Task data START

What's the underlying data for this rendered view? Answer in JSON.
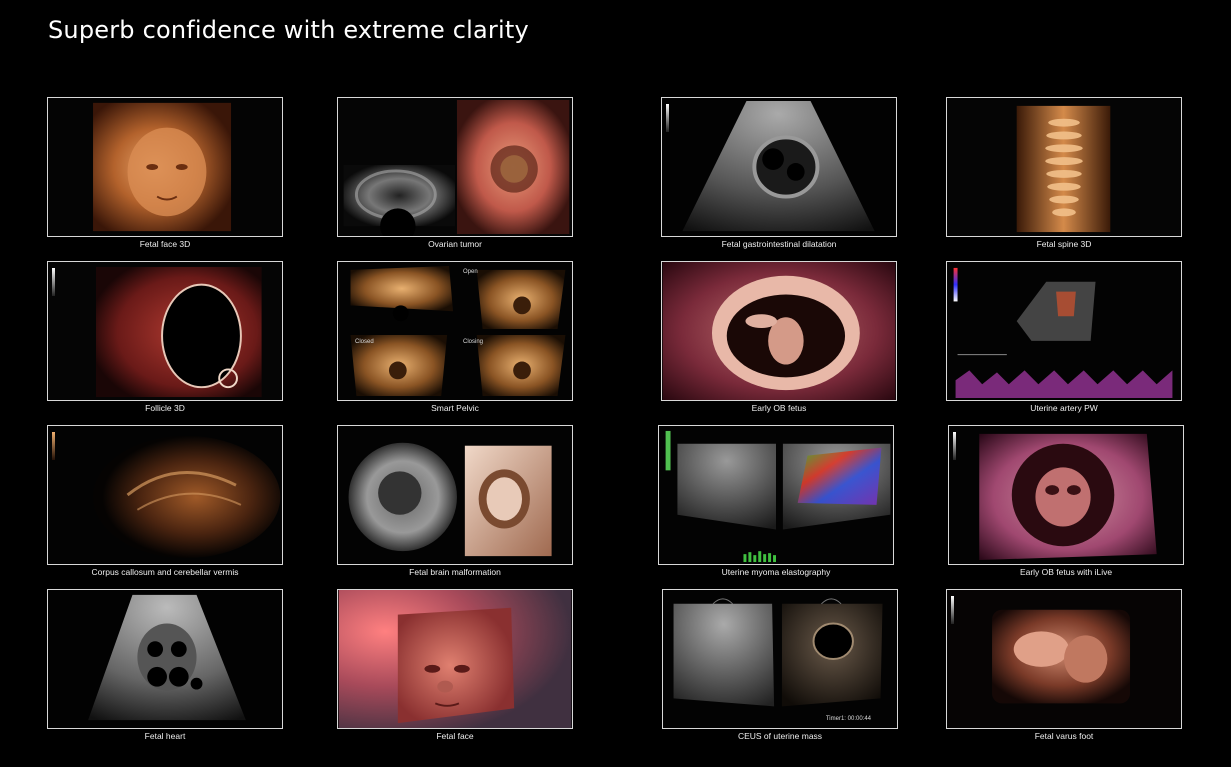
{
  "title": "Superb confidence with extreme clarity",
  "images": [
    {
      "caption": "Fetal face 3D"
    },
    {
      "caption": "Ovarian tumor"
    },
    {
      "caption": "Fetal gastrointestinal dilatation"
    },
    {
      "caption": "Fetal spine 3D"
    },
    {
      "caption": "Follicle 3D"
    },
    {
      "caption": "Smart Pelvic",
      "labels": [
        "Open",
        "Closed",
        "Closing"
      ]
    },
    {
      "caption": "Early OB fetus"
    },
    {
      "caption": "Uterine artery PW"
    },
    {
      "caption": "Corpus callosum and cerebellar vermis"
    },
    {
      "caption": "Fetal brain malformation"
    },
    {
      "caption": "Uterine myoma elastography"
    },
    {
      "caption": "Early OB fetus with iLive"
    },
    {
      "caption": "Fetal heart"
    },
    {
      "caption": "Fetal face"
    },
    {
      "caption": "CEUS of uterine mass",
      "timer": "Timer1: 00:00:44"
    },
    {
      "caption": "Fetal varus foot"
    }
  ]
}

Task data END

> _About this task_
Where a line of the data contains the string "with", include it in a count, and state that count alone.

> _Output below_
2